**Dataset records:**
'''

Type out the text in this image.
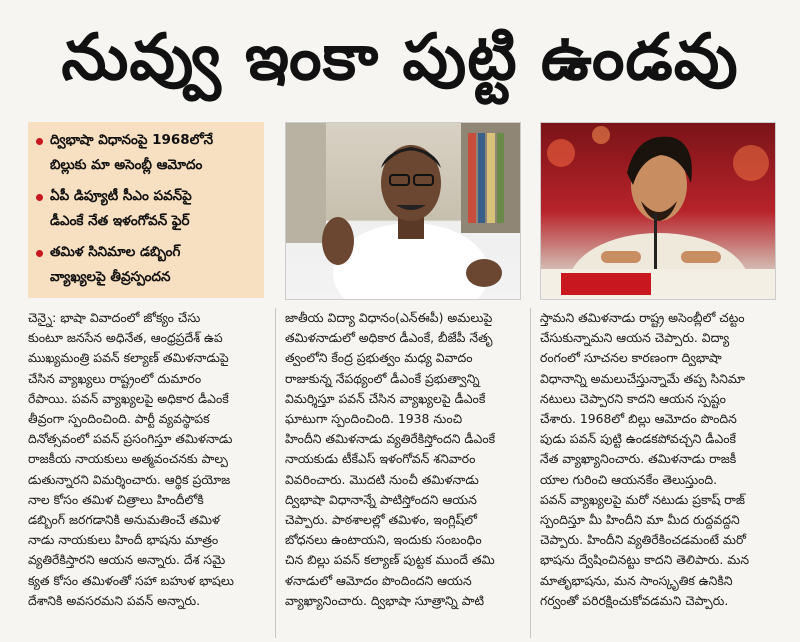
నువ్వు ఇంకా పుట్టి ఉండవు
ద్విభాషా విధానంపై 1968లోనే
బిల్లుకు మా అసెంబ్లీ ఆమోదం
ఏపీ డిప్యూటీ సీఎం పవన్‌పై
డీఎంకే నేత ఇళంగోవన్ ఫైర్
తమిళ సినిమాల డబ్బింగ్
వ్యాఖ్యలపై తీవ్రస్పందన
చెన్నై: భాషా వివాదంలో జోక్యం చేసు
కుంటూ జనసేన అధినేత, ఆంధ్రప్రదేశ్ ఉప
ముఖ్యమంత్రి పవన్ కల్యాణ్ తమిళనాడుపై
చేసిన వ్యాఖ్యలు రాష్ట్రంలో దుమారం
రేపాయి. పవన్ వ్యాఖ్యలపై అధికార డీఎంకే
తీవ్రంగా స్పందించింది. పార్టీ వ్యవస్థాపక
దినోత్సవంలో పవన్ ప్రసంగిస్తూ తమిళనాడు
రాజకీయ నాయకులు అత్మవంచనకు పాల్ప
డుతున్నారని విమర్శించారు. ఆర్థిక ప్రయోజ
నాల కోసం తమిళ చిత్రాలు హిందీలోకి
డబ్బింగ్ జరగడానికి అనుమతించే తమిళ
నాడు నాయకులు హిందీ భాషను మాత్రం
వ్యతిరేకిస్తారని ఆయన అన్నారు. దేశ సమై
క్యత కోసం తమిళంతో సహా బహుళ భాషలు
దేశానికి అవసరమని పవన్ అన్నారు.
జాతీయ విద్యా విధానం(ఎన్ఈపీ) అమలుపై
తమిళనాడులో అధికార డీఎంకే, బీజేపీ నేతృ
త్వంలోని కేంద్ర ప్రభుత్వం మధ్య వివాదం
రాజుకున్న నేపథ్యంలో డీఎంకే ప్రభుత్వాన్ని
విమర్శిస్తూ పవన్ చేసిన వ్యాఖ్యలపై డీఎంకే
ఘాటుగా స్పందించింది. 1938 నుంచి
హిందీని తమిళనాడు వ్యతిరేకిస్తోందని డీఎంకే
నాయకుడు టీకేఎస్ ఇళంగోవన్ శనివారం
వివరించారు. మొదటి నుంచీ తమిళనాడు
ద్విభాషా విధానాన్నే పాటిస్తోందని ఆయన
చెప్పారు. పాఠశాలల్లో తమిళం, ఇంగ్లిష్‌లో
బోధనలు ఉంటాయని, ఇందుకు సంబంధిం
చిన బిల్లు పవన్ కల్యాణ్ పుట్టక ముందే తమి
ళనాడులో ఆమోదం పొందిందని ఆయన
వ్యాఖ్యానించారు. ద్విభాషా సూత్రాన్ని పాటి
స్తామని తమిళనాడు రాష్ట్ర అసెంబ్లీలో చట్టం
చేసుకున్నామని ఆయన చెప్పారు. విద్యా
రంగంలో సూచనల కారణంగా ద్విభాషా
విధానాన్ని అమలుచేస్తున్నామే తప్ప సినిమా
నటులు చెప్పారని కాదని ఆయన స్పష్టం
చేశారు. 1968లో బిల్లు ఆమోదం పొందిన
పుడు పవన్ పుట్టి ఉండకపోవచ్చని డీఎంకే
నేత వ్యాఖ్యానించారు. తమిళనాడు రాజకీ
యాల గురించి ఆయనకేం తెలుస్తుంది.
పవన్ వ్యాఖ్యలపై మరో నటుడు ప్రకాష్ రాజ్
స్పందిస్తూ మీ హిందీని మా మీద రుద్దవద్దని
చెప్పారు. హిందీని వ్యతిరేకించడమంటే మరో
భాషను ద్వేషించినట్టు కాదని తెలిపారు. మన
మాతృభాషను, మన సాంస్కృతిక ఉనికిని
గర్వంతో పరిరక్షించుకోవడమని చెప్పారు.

'''
'''

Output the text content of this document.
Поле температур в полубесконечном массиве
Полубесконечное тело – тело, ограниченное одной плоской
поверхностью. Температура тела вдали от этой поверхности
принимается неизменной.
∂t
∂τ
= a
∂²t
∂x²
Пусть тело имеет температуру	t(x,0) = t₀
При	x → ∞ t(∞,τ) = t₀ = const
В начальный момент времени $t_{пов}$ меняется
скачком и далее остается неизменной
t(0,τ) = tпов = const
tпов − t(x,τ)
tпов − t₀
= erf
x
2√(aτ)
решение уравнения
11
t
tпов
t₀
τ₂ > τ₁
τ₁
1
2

'''

**Exercise objective:** Select every line in the records above that contains the word "this".

**Correct result:**
Type out the text in this image.
Output the text content of this document.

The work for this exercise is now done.